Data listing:
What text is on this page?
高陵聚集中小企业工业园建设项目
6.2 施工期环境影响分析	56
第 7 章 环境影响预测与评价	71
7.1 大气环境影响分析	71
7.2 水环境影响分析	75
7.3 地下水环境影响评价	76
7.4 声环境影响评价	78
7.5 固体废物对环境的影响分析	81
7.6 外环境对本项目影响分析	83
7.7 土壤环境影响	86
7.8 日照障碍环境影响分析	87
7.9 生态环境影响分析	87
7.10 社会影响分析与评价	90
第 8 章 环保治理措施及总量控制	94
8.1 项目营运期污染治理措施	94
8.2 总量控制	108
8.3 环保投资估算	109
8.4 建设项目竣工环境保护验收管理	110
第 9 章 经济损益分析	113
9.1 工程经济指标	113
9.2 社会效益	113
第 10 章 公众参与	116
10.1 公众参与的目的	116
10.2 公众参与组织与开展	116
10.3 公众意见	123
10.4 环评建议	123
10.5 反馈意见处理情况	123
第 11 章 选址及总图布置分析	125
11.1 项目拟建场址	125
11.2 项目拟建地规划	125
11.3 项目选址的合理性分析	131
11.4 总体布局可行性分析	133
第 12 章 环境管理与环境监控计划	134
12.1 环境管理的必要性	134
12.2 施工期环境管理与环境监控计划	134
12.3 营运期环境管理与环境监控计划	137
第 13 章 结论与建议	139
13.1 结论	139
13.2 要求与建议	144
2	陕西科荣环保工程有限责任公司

EXERCISE DESCRIPTION:
Write down all the entries again without a single difference.

EXERCISE ANSWER:
What text is on this page?
高陵聚集中小企业工业园建设项目
6.2 施工期环境影响分析	56
第 7 章 环境影响预测与评价	71
7.1 大气环境影响分析	71
7.2 水环境影响分析	75
7.3 地下水环境影响评价	76
7.4 声环境影响评价	78
7.5 固体废物对环境的影响分析	81
7.6 外环境对本项目影响分析	83
7.7 土壤环境影响	86
7.8 日照障碍环境影响分析	87
7.9 生态环境影响分析	87
7.10 社会影响分析与评价	90
第 8 章 环保治理措施及总量控制	94
8.1 项目营运期污染治理措施	94
8.2 总量控制	108
8.3 环保投资估算	109
8.4 建设项目竣工环境保护验收管理	110
第 9 章 经济损益分析	113
9.1 工程经济指标	113
9.2 社会效益	113
第 10 章 公众参与	116
10.1 公众参与的目的	116
10.2 公众参与组织与开展	116
10.3 公众意见	123
10.4 环评建议	123
10.5 反馈意见处理情况	123
第 11 章 选址及总图布置分析	125
11.1 项目拟建场址	125
11.2 项目拟建地规划	125
11.3 项目选址的合理性分析	131
11.4 总体布局可行性分析	133
第 12 章 环境管理与环境监控计划	134
12.1 环境管理的必要性	134
12.2 施工期环境管理与环境监控计划	134
12.3 营运期环境管理与环境监控计划	137
第 13 章 结论与建议	139
13.1 结论	139
13.2 要求与建议	144
2	陕西科荣环保工程有限责任公司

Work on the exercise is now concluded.